Problem requirements = Check each line for the word "this" and report how many have it. Give nothing else.

Records supplied =
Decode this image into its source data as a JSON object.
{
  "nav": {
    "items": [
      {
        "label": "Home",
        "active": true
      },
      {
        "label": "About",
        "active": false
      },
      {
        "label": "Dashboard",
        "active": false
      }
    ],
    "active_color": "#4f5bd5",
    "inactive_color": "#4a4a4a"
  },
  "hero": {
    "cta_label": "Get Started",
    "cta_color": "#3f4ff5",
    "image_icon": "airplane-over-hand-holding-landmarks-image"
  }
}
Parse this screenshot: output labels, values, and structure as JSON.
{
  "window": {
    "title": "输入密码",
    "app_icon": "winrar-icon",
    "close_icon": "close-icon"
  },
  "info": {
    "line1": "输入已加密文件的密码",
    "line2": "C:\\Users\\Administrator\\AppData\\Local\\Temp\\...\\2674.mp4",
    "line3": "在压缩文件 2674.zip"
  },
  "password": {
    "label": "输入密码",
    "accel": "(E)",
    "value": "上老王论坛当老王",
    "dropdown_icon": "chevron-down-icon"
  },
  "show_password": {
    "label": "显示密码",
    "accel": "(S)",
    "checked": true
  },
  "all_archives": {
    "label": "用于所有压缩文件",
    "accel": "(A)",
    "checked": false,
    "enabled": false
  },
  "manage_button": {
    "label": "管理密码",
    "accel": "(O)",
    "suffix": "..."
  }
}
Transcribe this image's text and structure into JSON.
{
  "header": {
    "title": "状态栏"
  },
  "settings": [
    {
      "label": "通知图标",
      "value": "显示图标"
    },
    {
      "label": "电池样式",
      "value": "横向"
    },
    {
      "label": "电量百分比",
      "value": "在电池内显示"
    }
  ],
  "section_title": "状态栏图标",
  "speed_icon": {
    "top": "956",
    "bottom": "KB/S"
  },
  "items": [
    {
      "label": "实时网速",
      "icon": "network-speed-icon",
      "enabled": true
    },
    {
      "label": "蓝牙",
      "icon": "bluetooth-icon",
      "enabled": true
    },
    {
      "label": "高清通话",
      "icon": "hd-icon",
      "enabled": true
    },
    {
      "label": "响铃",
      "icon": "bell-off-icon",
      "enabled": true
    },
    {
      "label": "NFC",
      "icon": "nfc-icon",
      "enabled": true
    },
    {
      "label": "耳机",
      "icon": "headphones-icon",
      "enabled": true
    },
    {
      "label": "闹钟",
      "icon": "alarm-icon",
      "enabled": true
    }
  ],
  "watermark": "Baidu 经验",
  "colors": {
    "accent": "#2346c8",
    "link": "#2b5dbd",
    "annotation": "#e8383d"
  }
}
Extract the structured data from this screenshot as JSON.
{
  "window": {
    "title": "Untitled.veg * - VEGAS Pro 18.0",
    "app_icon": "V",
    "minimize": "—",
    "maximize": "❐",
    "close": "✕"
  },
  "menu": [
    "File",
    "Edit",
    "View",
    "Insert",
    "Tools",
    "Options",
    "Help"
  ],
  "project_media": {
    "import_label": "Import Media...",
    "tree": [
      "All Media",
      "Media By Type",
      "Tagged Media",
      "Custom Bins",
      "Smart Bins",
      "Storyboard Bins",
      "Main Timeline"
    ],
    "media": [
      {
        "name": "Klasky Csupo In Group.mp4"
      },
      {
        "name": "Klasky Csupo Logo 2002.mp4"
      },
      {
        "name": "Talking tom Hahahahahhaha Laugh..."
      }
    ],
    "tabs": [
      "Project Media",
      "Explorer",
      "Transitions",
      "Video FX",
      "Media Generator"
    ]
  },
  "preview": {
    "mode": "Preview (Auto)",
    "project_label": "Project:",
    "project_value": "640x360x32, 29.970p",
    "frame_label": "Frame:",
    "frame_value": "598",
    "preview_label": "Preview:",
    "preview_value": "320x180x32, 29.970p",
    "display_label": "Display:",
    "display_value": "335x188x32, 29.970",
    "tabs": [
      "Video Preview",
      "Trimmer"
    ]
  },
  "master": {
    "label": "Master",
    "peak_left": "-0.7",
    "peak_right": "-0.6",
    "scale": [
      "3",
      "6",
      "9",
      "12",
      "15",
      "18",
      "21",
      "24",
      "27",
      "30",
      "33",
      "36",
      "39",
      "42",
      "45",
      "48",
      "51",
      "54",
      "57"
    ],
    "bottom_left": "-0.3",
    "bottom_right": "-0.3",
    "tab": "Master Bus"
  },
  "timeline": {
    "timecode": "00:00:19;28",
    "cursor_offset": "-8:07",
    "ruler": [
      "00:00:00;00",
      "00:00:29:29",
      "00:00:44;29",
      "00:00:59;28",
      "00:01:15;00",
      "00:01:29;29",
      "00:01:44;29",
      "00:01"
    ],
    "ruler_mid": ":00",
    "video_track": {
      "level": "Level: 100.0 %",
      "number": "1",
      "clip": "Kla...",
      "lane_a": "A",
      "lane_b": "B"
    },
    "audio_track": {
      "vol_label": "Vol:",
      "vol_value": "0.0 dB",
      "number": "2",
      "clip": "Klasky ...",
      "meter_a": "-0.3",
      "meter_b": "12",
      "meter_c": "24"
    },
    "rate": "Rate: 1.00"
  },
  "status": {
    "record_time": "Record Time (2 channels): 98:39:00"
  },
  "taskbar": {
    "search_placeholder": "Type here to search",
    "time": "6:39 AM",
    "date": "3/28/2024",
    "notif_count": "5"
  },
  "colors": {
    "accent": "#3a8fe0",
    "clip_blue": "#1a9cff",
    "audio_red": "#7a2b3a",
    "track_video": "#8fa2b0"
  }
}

The solution = 4